▸ **OBJECTIVE**:
Without the pictures, write out all the lines below exactly as they appear.

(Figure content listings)
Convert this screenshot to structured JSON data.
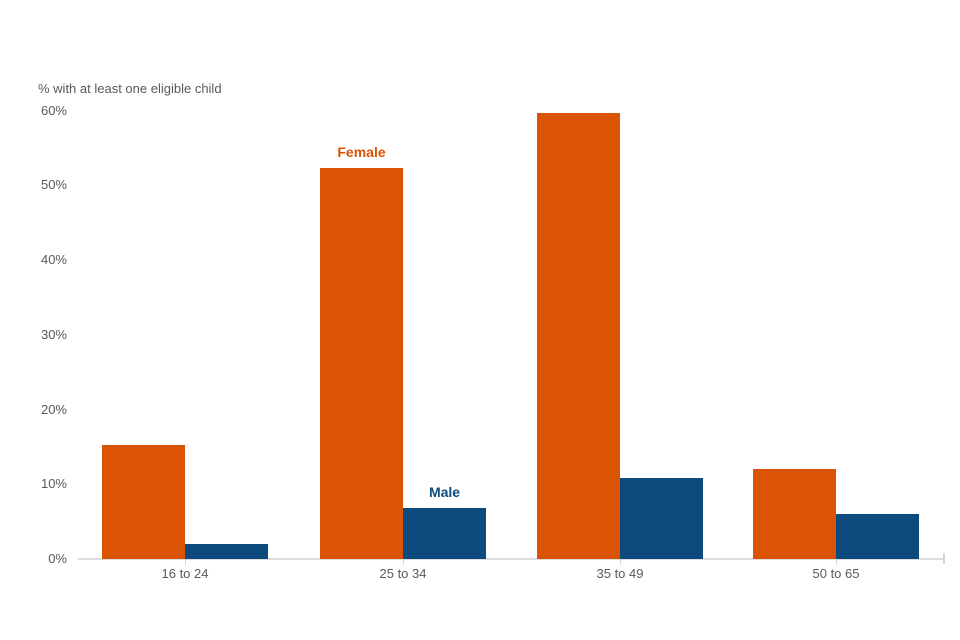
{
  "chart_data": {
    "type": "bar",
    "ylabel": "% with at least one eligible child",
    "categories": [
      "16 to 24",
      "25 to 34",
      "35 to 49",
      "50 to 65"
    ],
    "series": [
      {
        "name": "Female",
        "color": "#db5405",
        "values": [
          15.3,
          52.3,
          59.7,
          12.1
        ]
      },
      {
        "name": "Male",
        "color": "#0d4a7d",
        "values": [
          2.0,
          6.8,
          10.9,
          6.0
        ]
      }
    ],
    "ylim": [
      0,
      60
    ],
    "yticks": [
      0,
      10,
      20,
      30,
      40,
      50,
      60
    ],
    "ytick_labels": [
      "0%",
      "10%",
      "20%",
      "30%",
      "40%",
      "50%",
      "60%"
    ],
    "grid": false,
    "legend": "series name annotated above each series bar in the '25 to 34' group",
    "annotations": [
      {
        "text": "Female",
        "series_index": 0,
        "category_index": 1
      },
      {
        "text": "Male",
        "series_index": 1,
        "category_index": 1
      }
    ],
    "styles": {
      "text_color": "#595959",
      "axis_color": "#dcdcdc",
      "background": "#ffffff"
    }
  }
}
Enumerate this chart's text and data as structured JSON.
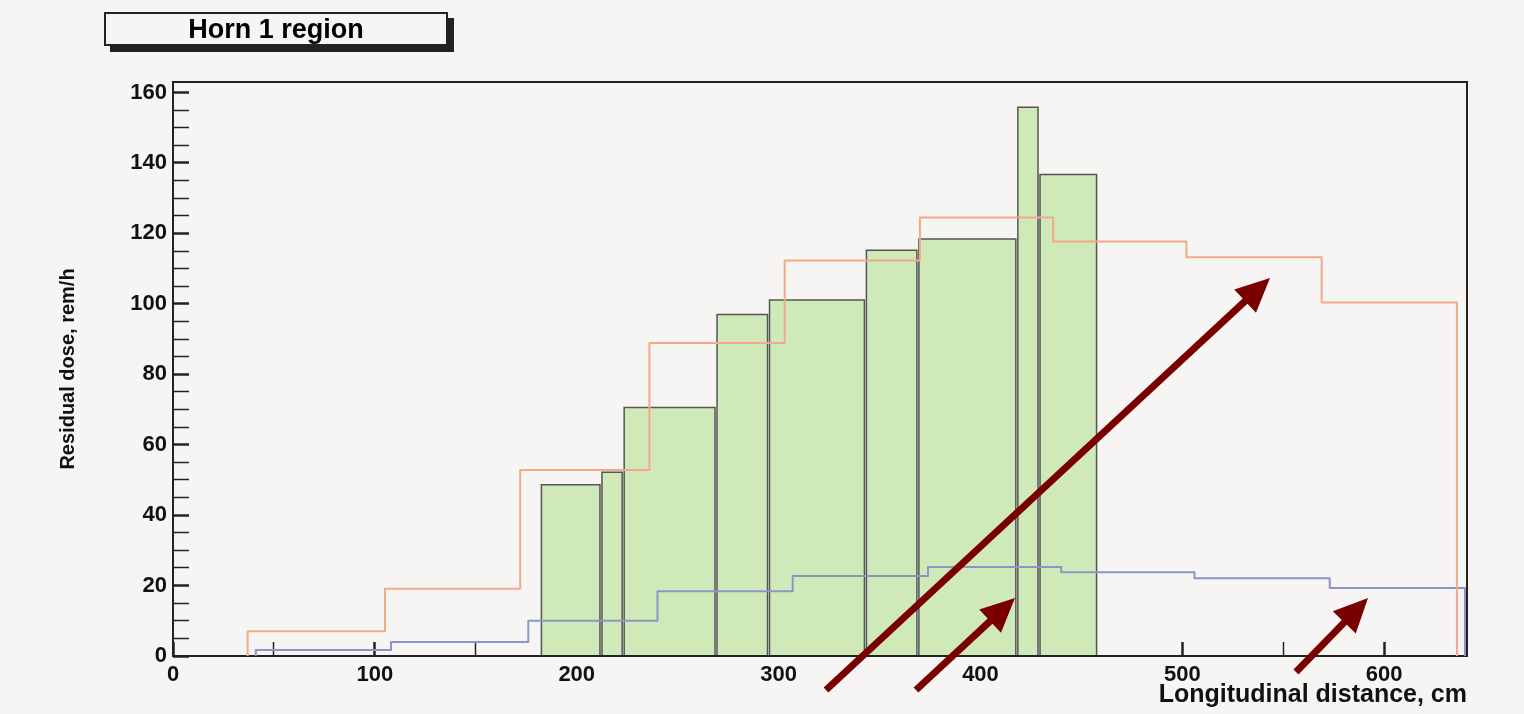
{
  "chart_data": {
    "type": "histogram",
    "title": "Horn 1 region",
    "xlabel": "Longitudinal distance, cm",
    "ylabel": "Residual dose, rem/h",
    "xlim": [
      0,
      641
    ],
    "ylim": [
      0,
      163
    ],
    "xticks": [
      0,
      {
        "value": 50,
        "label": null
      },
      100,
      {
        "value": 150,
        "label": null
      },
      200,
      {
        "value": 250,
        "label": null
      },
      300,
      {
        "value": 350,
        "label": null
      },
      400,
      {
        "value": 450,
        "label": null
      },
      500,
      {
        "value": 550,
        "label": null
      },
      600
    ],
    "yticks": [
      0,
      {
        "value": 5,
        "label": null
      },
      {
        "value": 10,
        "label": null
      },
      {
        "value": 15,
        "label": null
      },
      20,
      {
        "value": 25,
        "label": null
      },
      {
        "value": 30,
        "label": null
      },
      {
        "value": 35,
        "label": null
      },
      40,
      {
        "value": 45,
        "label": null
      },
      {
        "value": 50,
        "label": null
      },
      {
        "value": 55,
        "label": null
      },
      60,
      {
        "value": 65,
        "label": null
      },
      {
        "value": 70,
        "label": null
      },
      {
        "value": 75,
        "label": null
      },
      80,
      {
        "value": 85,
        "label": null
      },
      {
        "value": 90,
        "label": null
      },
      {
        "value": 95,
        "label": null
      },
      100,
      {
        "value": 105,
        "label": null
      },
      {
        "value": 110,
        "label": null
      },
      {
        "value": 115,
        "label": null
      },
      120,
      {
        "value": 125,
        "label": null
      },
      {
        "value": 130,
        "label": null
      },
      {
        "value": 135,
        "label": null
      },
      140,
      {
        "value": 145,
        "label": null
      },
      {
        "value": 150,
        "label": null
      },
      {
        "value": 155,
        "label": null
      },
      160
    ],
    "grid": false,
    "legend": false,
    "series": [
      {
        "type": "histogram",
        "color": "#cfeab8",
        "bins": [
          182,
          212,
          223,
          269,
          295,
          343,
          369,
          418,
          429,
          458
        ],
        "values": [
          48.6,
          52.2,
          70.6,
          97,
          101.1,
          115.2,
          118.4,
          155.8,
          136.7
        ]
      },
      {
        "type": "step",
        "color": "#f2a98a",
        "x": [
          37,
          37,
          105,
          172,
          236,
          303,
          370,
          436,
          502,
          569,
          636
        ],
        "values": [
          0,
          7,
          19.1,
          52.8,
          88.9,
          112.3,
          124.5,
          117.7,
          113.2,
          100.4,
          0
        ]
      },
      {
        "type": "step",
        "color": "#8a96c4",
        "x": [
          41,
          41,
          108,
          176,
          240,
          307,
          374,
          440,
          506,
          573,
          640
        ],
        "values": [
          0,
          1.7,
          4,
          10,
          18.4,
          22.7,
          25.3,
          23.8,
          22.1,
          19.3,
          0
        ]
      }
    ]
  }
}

▸ **RIGHT ANSWER**:
Convert this screenshot to structured JSON data.
{
  "chart_data": {
    "type": "bar",
    "ylabel": "% with at least one eligible child",
    "categories": [
      "16 to 24",
      "25 to 34",
      "35 to 49",
      "50 to 65"
    ],
    "series": [
      {
        "name": "Female",
        "color": "#db5405",
        "values": [
          15.3,
          52.3,
          59.7,
          12.1
        ]
      },
      {
        "name": "Male",
        "color": "#0d4a7d",
        "values": [
          2.0,
          6.8,
          10.9,
          6.0
        ]
      }
    ],
    "ylim": [
      0,
      60
    ],
    "yticks": [
      0,
      10,
      20,
      30,
      40,
      50,
      60
    ],
    "ytick_labels": [
      "0%",
      "10%",
      "20%",
      "30%",
      "40%",
      "50%",
      "60%"
    ],
    "grid": false,
    "legend": "series name annotated above each series bar in the '25 to 34' group",
    "annotations": [
      {
        "text": "Female",
        "series_index": 0,
        "category_index": 1
      },
      {
        "text": "Male",
        "series_index": 1,
        "category_index": 1
      }
    ],
    "styles": {
      "text_color": "#595959",
      "axis_color": "#dcdcdc",
      "background": "#ffffff"
    }
  }
}
Enumerate this chart's text and data as structured JSON.
{
  "chart_data": {
    "type": "histogram",
    "title": "Horn 1 region",
    "xlabel": "Longitudinal distance, cm",
    "ylabel": "Residual dose, rem/h",
    "xlim": [
      0,
      641
    ],
    "ylim": [
      0,
      163
    ],
    "xticks": [
      0,
      {
        "value": 50,
        "label": null
      },
      100,
      {
        "value": 150,
        "label": null
      },
      200,
      {
        "value": 250,
        "label": null
      },
      300,
      {
        "value": 350,
        "label": null
      },
      400,
      {
        "value": 450,
        "label": null
      },
      500,
      {
        "value": 550,
        "label": null
      },
      600
    ],
    "yticks": [
      0,
      {
        "value": 5,
        "label": null
      },
      {
        "value": 10,
        "label": null
      },
      {
        "value": 15,
        "label": null
      },
      20,
      {
        "value": 25,
        "label": null
      },
      {
        "value": 30,
        "label": null
      },
      {
        "value": 35,
        "label": null
      },
      40,
      {
        "value": 45,
        "label": null
      },
      {
        "value": 50,
        "label": null
      },
      {
        "value": 55,
        "label": null
      },
      60,
      {
        "value": 65,
        "label": null
      },
      {
        "value": 70,
        "label": null
      },
      {
        "value": 75,
        "label": null
      },
      80,
      {
        "value": 85,
        "label": null
      },
      {
        "value": 90,
        "label": null
      },
      {
        "value": 95,
        "label": null
      },
      100,
      {
        "value": 105,
        "label": null
      },
      {
        "value": 110,
        "label": null
      },
      {
        "value": 115,
        "label": null
      },
      120,
      {
        "value": 125,
        "label": null
      },
      {
        "value": 130,
        "label": null
      },
      {
        "value": 135,
        "label": null
      },
      140,
      {
        "value": 145,
        "label": null
      },
      {
        "value": 150,
        "label": null
      },
      {
        "value": 155,
        "label": null
      },
      160
    ],
    "grid": false,
    "legend": false,
    "series": [
      {
        "type": "histogram",
        "color": "#cfeab8",
        "bins": [
          182,
          212,
          223,
          269,
          295,
          343,
          369,
          418,
          429,
          458
        ],
        "values": [
          48.6,
          52.2,
          70.6,
          97,
          101.1,
          115.2,
          118.4,
          155.8,
          136.7
        ]
      },
      {
        "type": "step",
        "color": "#f2a98a",
        "x": [
          37,
          37,
          105,
          172,
          236,
          303,
          370,
          436,
          502,
          569,
          636
        ],
        "values": [
          0,
          7,
          19.1,
          52.8,
          88.9,
          112.3,
          124.5,
          117.7,
          113.2,
          100.4,
          0
        ]
      },
      {
        "type": "step",
        "color": "#8a96c4",
        "x": [
          41,
          41,
          108,
          176,
          240,
          307,
          374,
          440,
          506,
          573,
          640
        ],
        "values": [
          0,
          1.7,
          4,
          10,
          18.4,
          22.7,
          25.3,
          23.8,
          22.1,
          19.3,
          0
        ]
      }
    ]
  }
}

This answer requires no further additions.